Draw out every line with the word "this" from the listing below.

(Dataset records on visual material)
==========

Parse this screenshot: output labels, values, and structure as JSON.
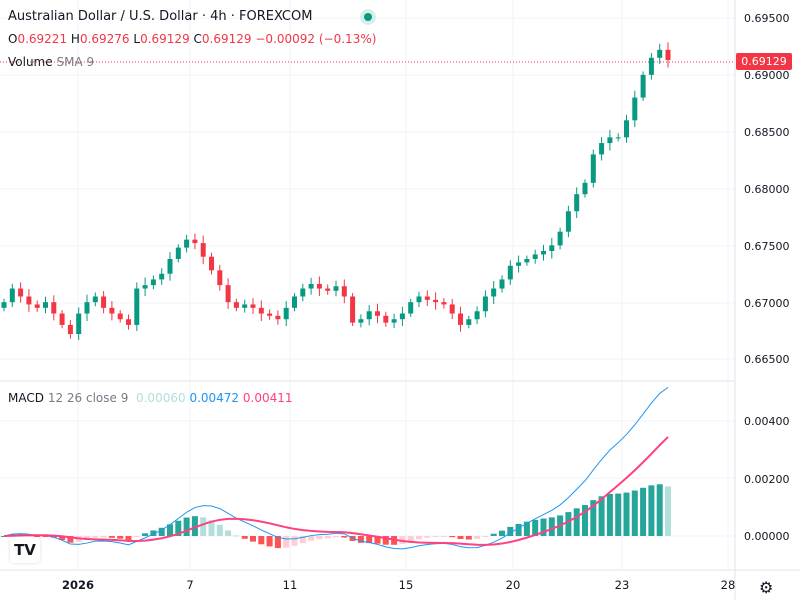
{
  "header": {
    "title": "Australian Dollar / U.S. Dollar · 4h · FOREXCOM",
    "ohlc": {
      "o_label": "O",
      "o": "0.69221",
      "h_label": "H",
      "h": "0.69276",
      "l_label": "L",
      "l": "0.69129",
      "c_label": "C",
      "c": "0.69129",
      "change": "−0.00092 (−0.13%)"
    },
    "volume_label": "Volume",
    "volume_sma": "SMA 9"
  },
  "macd_legend": {
    "name": "MACD",
    "params": "12 26 close 9",
    "hist": "0.00060",
    "macd": "0.00472",
    "signal": "0.00411"
  },
  "price_axis": [
    "0.69500",
    "0.69000",
    "0.68500",
    "0.68000",
    "0.67500",
    "0.67000",
    "0.66500"
  ],
  "macd_axis": [
    "0.00400",
    "0.00200",
    "0.00000"
  ],
  "last_price": "0.69129",
  "date_axis": [
    "2026",
    "7",
    "11",
    "15",
    "20",
    "23",
    "28"
  ],
  "colors": {
    "up": "#089981",
    "down": "#f23645",
    "macd": "#2196f3",
    "signal": "#ff4081",
    "hist_up": "#26a69a",
    "hist_up_light": "#b2dfdb",
    "hist_down": "#ff5252",
    "hist_down_light": "#ffcdd2"
  },
  "chart_data": {
    "type": "candlestick",
    "timeframe": "4h",
    "price_range": [
      0.665,
      0.695
    ],
    "macd_range": [
      -0.0005,
      0.0047
    ],
    "closes": [
      0.67,
      0.6712,
      0.6705,
      0.6698,
      0.6695,
      0.67,
      0.669,
      0.668,
      0.6672,
      0.669,
      0.67,
      0.6705,
      0.6695,
      0.669,
      0.6685,
      0.668,
      0.6712,
      0.6715,
      0.672,
      0.6725,
      0.6738,
      0.6748,
      0.6755,
      0.6752,
      0.674,
      0.6728,
      0.6715,
      0.67,
      0.6695,
      0.6698,
      0.6695,
      0.669,
      0.6688,
      0.6685,
      0.6695,
      0.6705,
      0.6712,
      0.6716,
      0.6712,
      0.671,
      0.6714,
      0.6705,
      0.6682,
      0.6685,
      0.6692,
      0.6688,
      0.6682,
      0.6685,
      0.669,
      0.67,
      0.6705,
      0.6702,
      0.67,
      0.6698,
      0.669,
      0.668,
      0.6685,
      0.6692,
      0.6705,
      0.6712,
      0.672,
      0.6732,
      0.6735,
      0.6738,
      0.6742,
      0.6745,
      0.675,
      0.6762,
      0.678,
      0.6795,
      0.6805,
      0.683,
      0.684,
      0.6845,
      0.6845,
      0.686,
      0.688,
      0.69,
      0.6915,
      0.6922,
      0.6913
    ]
  }
}
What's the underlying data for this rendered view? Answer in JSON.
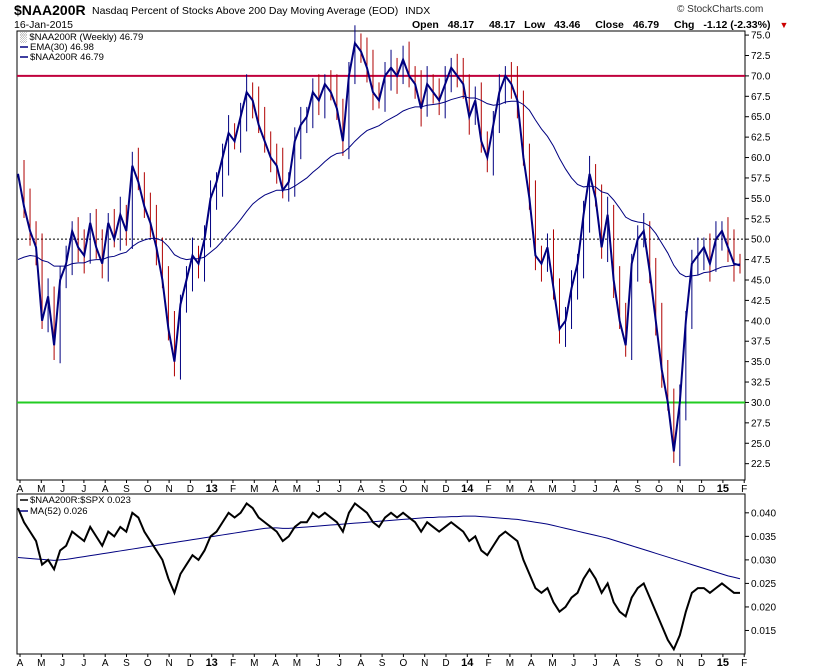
{
  "header": {
    "symbol": "$NAA200R",
    "description": "Nasdaq Percent of Stocks Above 200 Day Moving Average (EOD)",
    "exchange": "INDX",
    "date": "16-Jan-2015",
    "open_label": "Open",
    "open": "48.17",
    "high": "48.17",
    "low_label": "Low",
    "low": "43.46",
    "close_label": "Close",
    "close": "46.79",
    "chg_label": "Chg",
    "chg": "-1.12 (-2.33%)",
    "copyright": "© StockCharts.com"
  },
  "colors": {
    "price": "#000080",
    "ema": "#000080",
    "up_bar": "#000080",
    "down_bar": "#b00000",
    "upper_line": "#c0003c",
    "lower_line": "#22cc22",
    "mid_line": "#000000",
    "ratio": "#000000",
    "ratio_ma": "#000080"
  },
  "chart_data": [
    {
      "type": "line",
      "legend": [
        "$NAA200R (Weekly) 46.79",
        "EMA(30) 46.98",
        "$NAA200R 46.79"
      ],
      "ylim": [
        20.5,
        75.5
      ],
      "yticks": [
        22.5,
        25.0,
        27.5,
        30.0,
        32.5,
        35.0,
        37.5,
        40.0,
        42.5,
        45.0,
        47.5,
        50.0,
        52.5,
        55.0,
        57.5,
        60.0,
        62.5,
        65.0,
        67.5,
        70.0,
        72.5,
        75.0
      ],
      "xticks": [
        "A",
        "M",
        "J",
        "J",
        "A",
        "S",
        "O",
        "N",
        "D",
        "13",
        "F",
        "M",
        "A",
        "M",
        "J",
        "J",
        "A",
        "S",
        "O",
        "N",
        "D",
        "14",
        "F",
        "M",
        "A",
        "M",
        "J",
        "J",
        "A",
        "S",
        "O",
        "N",
        "D",
        "15",
        "F"
      ],
      "reference_lines": [
        70,
        50,
        30
      ],
      "series": [
        {
          "name": "$NAA200R",
          "values": [
            58,
            54,
            51,
            49,
            40,
            43,
            37,
            45,
            47,
            51,
            49,
            48,
            52,
            49,
            47,
            52,
            50,
            53,
            51,
            59,
            57,
            54,
            52,
            49,
            45,
            39,
            35,
            42,
            45,
            48,
            47,
            50,
            55,
            57,
            60,
            63,
            62,
            65,
            68,
            67,
            64,
            62,
            60,
            59,
            56,
            57,
            62,
            64,
            65,
            68,
            67,
            69,
            68,
            66,
            62,
            70,
            74,
            73,
            71,
            68,
            67,
            70,
            71,
            70,
            72,
            70,
            69,
            66,
            69,
            68,
            67,
            69,
            71,
            70,
            69,
            65,
            67,
            62,
            60,
            64,
            68,
            70,
            69,
            67,
            60,
            55,
            48,
            47,
            49,
            44,
            39,
            40,
            44,
            47,
            53,
            58,
            55,
            49,
            53,
            45,
            40,
            37,
            47,
            50,
            51,
            46,
            40,
            34,
            30,
            24,
            30,
            40,
            47,
            48,
            49,
            47,
            50,
            51,
            49,
            47,
            46.79
          ]
        },
        {
          "name": "EMA(30)",
          "values": [
            47.5,
            47.8,
            48.0,
            47.9,
            47.4,
            47.2,
            46.7,
            46.7,
            46.7,
            47.0,
            47.1,
            47.1,
            47.4,
            47.5,
            47.5,
            47.8,
            47.9,
            48.2,
            48.4,
            49.1,
            49.6,
            49.9,
            50.1,
            50.1,
            49.8,
            49.1,
            48.1,
            47.7,
            47.5,
            47.6,
            47.6,
            47.8,
            48.4,
            49.0,
            49.8,
            50.7,
            51.5,
            52.4,
            53.4,
            54.3,
            54.9,
            55.4,
            55.7,
            56.0,
            56.0,
            56.1,
            56.5,
            57.0,
            57.5,
            58.2,
            58.8,
            59.5,
            60.1,
            60.5,
            60.6,
            61.2,
            62.0,
            62.7,
            63.3,
            63.6,
            63.9,
            64.4,
            64.8,
            65.2,
            65.7,
            66.0,
            66.2,
            66.2,
            66.4,
            66.5,
            66.6,
            66.8,
            67.1,
            67.3,
            67.5,
            67.3,
            67.3,
            67.0,
            66.6,
            66.4,
            66.5,
            66.8,
            66.9,
            66.9,
            66.5,
            65.8,
            64.6,
            63.5,
            62.6,
            61.4,
            59.9,
            58.6,
            57.5,
            56.7,
            56.4,
            56.5,
            56.4,
            55.8,
            55.6,
            54.8,
            53.8,
            52.7,
            52.3,
            52.1,
            52.0,
            51.6,
            50.7,
            49.5,
            48.3,
            46.8,
            45.8,
            45.4,
            45.5,
            45.6,
            45.9,
            46.0,
            46.3,
            46.6,
            46.7,
            46.8,
            46.98
          ]
        }
      ]
    },
    {
      "type": "line",
      "legend": [
        "$NAA200R:$SPX 0.023",
        "MA(52) 0.026"
      ],
      "ylim": [
        0.01,
        0.044
      ],
      "yticks": [
        0.015,
        0.02,
        0.025,
        0.03,
        0.035,
        0.04
      ],
      "xticks": [
        "A",
        "M",
        "J",
        "J",
        "A",
        "S",
        "O",
        "N",
        "D",
        "13",
        "F",
        "M",
        "A",
        "M",
        "J",
        "J",
        "A",
        "S",
        "O",
        "N",
        "D",
        "14",
        "F",
        "M",
        "A",
        "M",
        "J",
        "J",
        "A",
        "S",
        "O",
        "N",
        "D",
        "15",
        "F"
      ],
      "series": [
        {
          "name": "$NAA200R:$SPX",
          "values": [
            0.041,
            0.038,
            0.036,
            0.034,
            0.029,
            0.03,
            0.028,
            0.032,
            0.033,
            0.036,
            0.035,
            0.034,
            0.037,
            0.035,
            0.033,
            0.036,
            0.035,
            0.037,
            0.036,
            0.04,
            0.039,
            0.036,
            0.034,
            0.032,
            0.03,
            0.026,
            0.023,
            0.027,
            0.029,
            0.031,
            0.03,
            0.032,
            0.035,
            0.036,
            0.038,
            0.04,
            0.039,
            0.04,
            0.042,
            0.041,
            0.039,
            0.038,
            0.037,
            0.036,
            0.034,
            0.035,
            0.037,
            0.038,
            0.038,
            0.04,
            0.039,
            0.04,
            0.039,
            0.038,
            0.036,
            0.04,
            0.042,
            0.041,
            0.04,
            0.038,
            0.037,
            0.039,
            0.04,
            0.039,
            0.04,
            0.039,
            0.038,
            0.036,
            0.038,
            0.037,
            0.036,
            0.037,
            0.038,
            0.037,
            0.036,
            0.034,
            0.035,
            0.032,
            0.031,
            0.033,
            0.035,
            0.036,
            0.035,
            0.034,
            0.03,
            0.027,
            0.024,
            0.023,
            0.024,
            0.021,
            0.019,
            0.02,
            0.022,
            0.023,
            0.026,
            0.028,
            0.026,
            0.023,
            0.025,
            0.021,
            0.019,
            0.018,
            0.022,
            0.024,
            0.025,
            0.022,
            0.019,
            0.016,
            0.013,
            0.011,
            0.014,
            0.019,
            0.023,
            0.024,
            0.024,
            0.023,
            0.024,
            0.025,
            0.024,
            0.023,
            0.023
          ]
        },
        {
          "name": "MA(52)",
          "values": [
            0.0305,
            0.0304,
            0.0303,
            0.0302,
            0.0301,
            0.03,
            0.0299,
            0.03,
            0.0301,
            0.0303,
            0.0305,
            0.0307,
            0.0309,
            0.0311,
            0.0313,
            0.0315,
            0.0317,
            0.0319,
            0.0321,
            0.0323,
            0.0325,
            0.0327,
            0.0329,
            0.0331,
            0.0333,
            0.0335,
            0.0337,
            0.0339,
            0.0341,
            0.0343,
            0.0345,
            0.0347,
            0.0349,
            0.0351,
            0.0353,
            0.0355,
            0.0357,
            0.0359,
            0.0361,
            0.0363,
            0.0365,
            0.0367,
            0.0368,
            0.0368,
            0.0367,
            0.0367,
            0.0368,
            0.0369,
            0.037,
            0.0371,
            0.0372,
            0.0373,
            0.0374,
            0.0375,
            0.0376,
            0.0377,
            0.0378,
            0.0379,
            0.038,
            0.0381,
            0.0382,
            0.0383,
            0.0384,
            0.0385,
            0.0386,
            0.0387,
            0.0388,
            0.0389,
            0.039,
            0.039,
            0.0391,
            0.0391,
            0.0392,
            0.0392,
            0.0393,
            0.0393,
            0.0393,
            0.0392,
            0.0391,
            0.039,
            0.0389,
            0.0388,
            0.0387,
            0.0386,
            0.0384,
            0.0382,
            0.038,
            0.0378,
            0.0376,
            0.0373,
            0.037,
            0.0367,
            0.0364,
            0.0361,
            0.0358,
            0.0355,
            0.0352,
            0.0349,
            0.0346,
            0.0342,
            0.0338,
            0.0334,
            0.033,
            0.0326,
            0.0322,
            0.0318,
            0.0314,
            0.031,
            0.0306,
            0.0302,
            0.0298,
            0.0294,
            0.029,
            0.0286,
            0.0282,
            0.0278,
            0.0274,
            0.027,
            0.0266,
            0.0263,
            0.026
          ]
        }
      ]
    }
  ]
}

==========

RIGHT ANSWER >>
Parse this screenshot: output labels, values, and structure as JSON.
What's the underlying data for this rendered view? Answer in JSON.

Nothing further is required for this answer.